[Figure collection entries]
-- START --
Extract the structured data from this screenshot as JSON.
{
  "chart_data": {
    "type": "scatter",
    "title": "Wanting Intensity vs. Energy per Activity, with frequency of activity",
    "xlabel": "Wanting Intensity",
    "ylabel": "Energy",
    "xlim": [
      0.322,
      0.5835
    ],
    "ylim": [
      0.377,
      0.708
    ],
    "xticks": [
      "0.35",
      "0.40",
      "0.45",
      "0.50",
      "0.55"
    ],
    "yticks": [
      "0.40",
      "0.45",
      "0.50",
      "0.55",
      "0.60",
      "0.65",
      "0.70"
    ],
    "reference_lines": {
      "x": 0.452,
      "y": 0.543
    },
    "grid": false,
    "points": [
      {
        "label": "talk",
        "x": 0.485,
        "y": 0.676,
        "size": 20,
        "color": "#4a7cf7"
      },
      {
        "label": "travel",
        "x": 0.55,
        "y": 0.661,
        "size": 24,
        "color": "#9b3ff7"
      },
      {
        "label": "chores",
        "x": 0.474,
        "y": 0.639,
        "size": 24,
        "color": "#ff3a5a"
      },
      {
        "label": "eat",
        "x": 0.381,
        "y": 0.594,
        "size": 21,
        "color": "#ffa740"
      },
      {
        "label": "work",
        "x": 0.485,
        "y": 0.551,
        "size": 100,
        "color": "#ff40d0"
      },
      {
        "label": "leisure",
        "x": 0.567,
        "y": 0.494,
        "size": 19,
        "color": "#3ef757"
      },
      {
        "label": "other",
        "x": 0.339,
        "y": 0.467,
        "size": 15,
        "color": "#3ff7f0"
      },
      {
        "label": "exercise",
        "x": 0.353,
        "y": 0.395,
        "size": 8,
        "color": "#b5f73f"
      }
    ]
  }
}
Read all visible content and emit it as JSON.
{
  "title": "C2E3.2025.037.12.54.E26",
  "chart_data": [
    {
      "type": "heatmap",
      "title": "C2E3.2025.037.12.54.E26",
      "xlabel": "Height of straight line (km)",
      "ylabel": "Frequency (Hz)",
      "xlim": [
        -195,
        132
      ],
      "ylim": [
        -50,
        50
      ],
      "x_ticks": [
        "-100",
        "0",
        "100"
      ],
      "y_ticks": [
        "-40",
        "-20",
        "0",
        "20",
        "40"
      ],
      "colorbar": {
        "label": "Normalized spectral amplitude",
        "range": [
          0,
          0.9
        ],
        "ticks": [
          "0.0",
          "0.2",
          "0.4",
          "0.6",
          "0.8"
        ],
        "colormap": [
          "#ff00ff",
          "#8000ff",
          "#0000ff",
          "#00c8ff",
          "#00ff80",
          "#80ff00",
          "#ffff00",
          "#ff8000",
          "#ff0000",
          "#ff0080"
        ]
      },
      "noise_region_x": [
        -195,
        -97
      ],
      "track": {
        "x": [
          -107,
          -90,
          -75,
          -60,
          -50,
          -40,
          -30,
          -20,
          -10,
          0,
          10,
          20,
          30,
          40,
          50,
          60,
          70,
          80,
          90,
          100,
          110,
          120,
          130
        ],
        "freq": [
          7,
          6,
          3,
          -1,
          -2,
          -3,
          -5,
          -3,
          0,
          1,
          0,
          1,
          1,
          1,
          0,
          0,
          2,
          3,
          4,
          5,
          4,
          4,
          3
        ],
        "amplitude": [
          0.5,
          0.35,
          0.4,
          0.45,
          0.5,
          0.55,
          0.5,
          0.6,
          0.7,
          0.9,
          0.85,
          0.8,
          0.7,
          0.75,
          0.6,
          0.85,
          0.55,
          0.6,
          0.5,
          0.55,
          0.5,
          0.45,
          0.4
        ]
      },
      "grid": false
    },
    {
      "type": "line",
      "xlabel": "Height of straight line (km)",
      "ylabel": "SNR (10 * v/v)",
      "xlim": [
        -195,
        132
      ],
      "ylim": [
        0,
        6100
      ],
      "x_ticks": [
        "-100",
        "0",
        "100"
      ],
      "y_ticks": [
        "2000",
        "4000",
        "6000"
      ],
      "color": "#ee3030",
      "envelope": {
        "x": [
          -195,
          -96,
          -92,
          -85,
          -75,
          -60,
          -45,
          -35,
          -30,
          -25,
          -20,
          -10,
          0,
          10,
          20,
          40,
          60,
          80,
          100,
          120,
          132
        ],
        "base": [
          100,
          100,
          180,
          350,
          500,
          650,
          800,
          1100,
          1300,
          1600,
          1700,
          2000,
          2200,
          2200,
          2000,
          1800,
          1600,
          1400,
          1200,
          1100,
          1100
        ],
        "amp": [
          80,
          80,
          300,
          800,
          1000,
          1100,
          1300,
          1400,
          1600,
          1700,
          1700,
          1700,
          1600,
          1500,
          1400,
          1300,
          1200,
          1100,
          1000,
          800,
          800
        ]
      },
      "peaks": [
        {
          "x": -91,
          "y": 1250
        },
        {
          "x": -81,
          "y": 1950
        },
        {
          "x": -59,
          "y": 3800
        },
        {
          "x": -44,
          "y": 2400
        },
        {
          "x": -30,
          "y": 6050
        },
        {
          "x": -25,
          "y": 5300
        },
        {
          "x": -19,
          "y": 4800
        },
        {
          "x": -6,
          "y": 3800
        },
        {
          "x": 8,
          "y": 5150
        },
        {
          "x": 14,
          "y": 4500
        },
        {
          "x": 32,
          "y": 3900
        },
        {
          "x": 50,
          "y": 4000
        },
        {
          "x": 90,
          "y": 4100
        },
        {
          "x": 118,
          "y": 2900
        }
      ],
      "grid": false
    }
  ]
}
-- END --
Written task: Tell how many lines in the records above contain "type", giving the number and no other words.

Task answer: 3